What you should do —
Give the listing below again in full, exactly as written.

(Excerpts from a figure dataset)
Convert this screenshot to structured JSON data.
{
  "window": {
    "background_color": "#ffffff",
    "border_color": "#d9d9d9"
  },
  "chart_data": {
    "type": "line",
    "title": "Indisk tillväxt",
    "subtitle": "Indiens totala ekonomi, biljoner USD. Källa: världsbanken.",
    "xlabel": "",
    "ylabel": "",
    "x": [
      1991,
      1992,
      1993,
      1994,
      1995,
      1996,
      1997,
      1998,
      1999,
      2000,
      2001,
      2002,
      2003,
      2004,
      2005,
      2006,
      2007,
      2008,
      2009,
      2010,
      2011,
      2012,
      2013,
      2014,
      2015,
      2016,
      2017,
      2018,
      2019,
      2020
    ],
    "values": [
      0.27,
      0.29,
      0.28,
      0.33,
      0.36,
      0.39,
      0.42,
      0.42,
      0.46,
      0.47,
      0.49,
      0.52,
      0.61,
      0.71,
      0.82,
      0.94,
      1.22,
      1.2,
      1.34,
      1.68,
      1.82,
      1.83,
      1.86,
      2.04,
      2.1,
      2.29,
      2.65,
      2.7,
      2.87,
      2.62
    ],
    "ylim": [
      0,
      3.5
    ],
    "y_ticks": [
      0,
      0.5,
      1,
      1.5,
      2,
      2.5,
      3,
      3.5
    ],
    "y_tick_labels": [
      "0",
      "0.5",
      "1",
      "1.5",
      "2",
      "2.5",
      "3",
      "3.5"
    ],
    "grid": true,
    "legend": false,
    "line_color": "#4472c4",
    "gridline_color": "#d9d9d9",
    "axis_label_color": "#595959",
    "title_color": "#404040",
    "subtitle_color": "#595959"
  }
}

Expected output —
Convert this screenshot to structured JSON data.
{
  "window": {
    "background_color": "#ffffff",
    "border_color": "#d9d9d9"
  },
  "chart_data": {
    "type": "line",
    "title": "Indisk tillväxt",
    "subtitle": "Indiens totala ekonomi, biljoner USD. Källa: världsbanken.",
    "xlabel": "",
    "ylabel": "",
    "x": [
      1991,
      1992,
      1993,
      1994,
      1995,
      1996,
      1997,
      1998,
      1999,
      2000,
      2001,
      2002,
      2003,
      2004,
      2005,
      2006,
      2007,
      2008,
      2009,
      2010,
      2011,
      2012,
      2013,
      2014,
      2015,
      2016,
      2017,
      2018,
      2019,
      2020
    ],
    "values": [
      0.27,
      0.29,
      0.28,
      0.33,
      0.36,
      0.39,
      0.42,
      0.42,
      0.46,
      0.47,
      0.49,
      0.52,
      0.61,
      0.71,
      0.82,
      0.94,
      1.22,
      1.2,
      1.34,
      1.68,
      1.82,
      1.83,
      1.86,
      2.04,
      2.1,
      2.29,
      2.65,
      2.7,
      2.87,
      2.62
    ],
    "ylim": [
      0,
      3.5
    ],
    "y_ticks": [
      0,
      0.5,
      1,
      1.5,
      2,
      2.5,
      3,
      3.5
    ],
    "y_tick_labels": [
      "0",
      "0.5",
      "1",
      "1.5",
      "2",
      "2.5",
      "3",
      "3.5"
    ],
    "grid": true,
    "legend": false,
    "line_color": "#4472c4",
    "gridline_color": "#d9d9d9",
    "axis_label_color": "#595959",
    "title_color": "#404040",
    "subtitle_color": "#595959"
  }
}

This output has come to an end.